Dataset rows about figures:
# # # # # # #

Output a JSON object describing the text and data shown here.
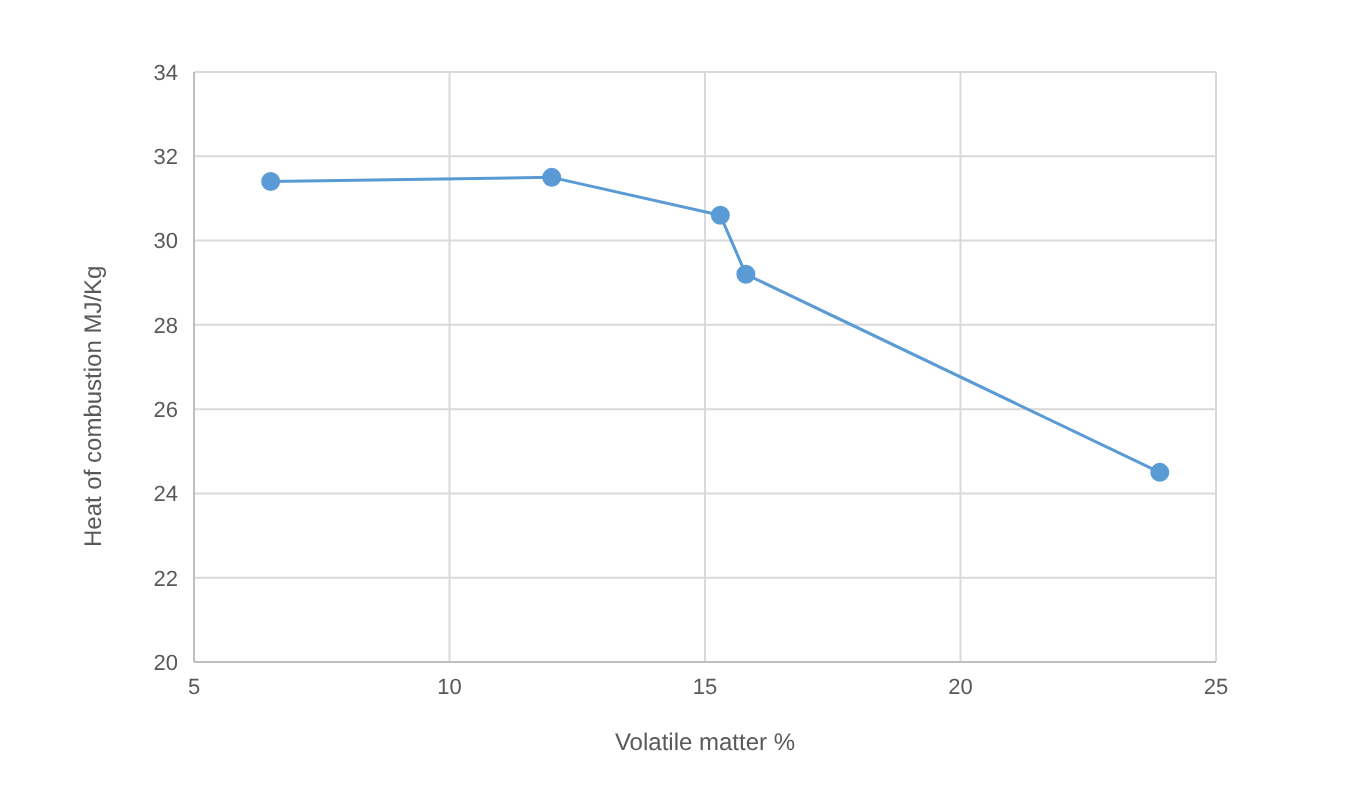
{
  "chart_data": {
    "type": "line",
    "xlabel": "Volatile matter %",
    "ylabel": "Heat of combustion MJ/Kg",
    "x": [
      6.5,
      12.0,
      15.3,
      15.8,
      23.9
    ],
    "series": [
      {
        "color": "#5b9bd5",
        "values": [
          31.4,
          31.5,
          30.6,
          29.2,
          24.5
        ]
      }
    ],
    "xlim": [
      5,
      25
    ],
    "xticks": [
      5,
      10,
      15,
      20,
      25
    ],
    "ylim": [
      20,
      34
    ],
    "yticks": [
      20,
      22,
      24,
      26,
      28,
      30,
      32,
      34
    ],
    "grid": true,
    "marker": "circle",
    "line_style": "solid"
  }
}
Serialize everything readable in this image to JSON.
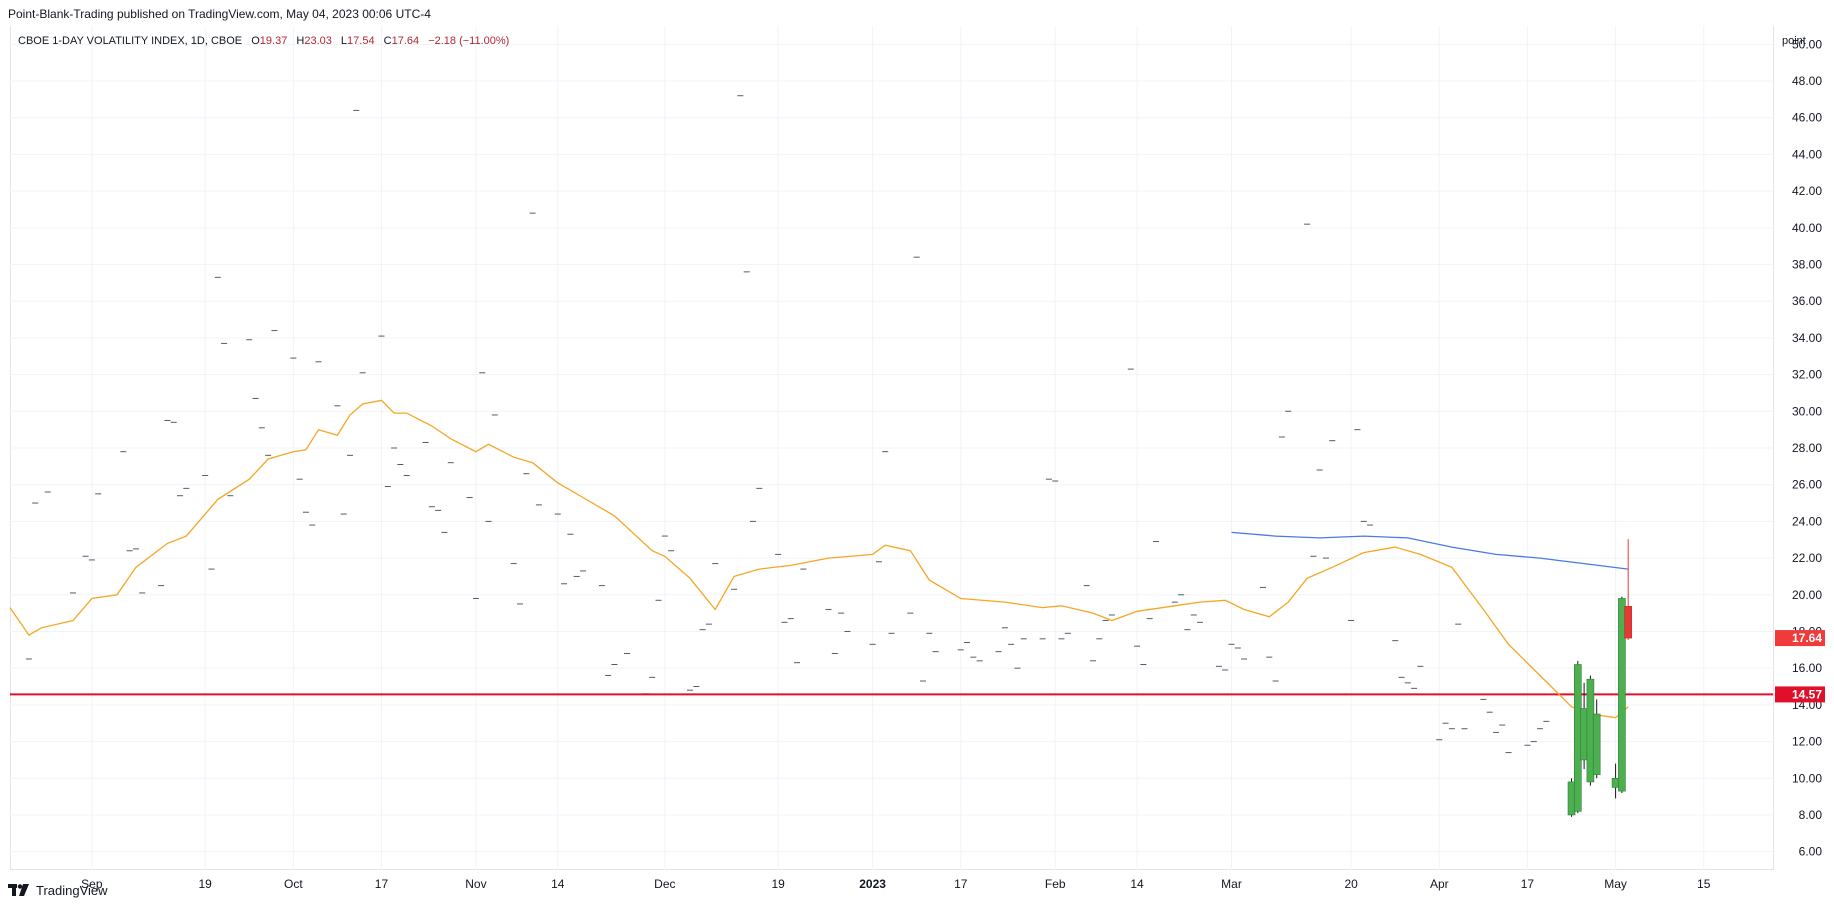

# # # # # # #

**Set problem:**
Reproduce every record above exactly, but leave out the pictures.

**Solution for this task:**
Output a JSON object describing the text and data shown here.
{
  "chart_data": {
    "type": "line",
    "xlabel": "Volatile matter %",
    "ylabel": "Heat of combustion MJ/Kg",
    "x": [
      6.5,
      12.0,
      15.3,
      15.8,
      23.9
    ],
    "series": [
      {
        "color": "#5b9bd5",
        "values": [
          31.4,
          31.5,
          30.6,
          29.2,
          24.5
        ]
      }
    ],
    "xlim": [
      5,
      25
    ],
    "xticks": [
      5,
      10,
      15,
      20,
      25
    ],
    "ylim": [
      20,
      34
    ],
    "yticks": [
      20,
      22,
      24,
      26,
      28,
      30,
      32,
      34
    ],
    "grid": true,
    "marker": "circle",
    "line_style": "solid"
  }
}
Serialize everything readable in this image to JSON.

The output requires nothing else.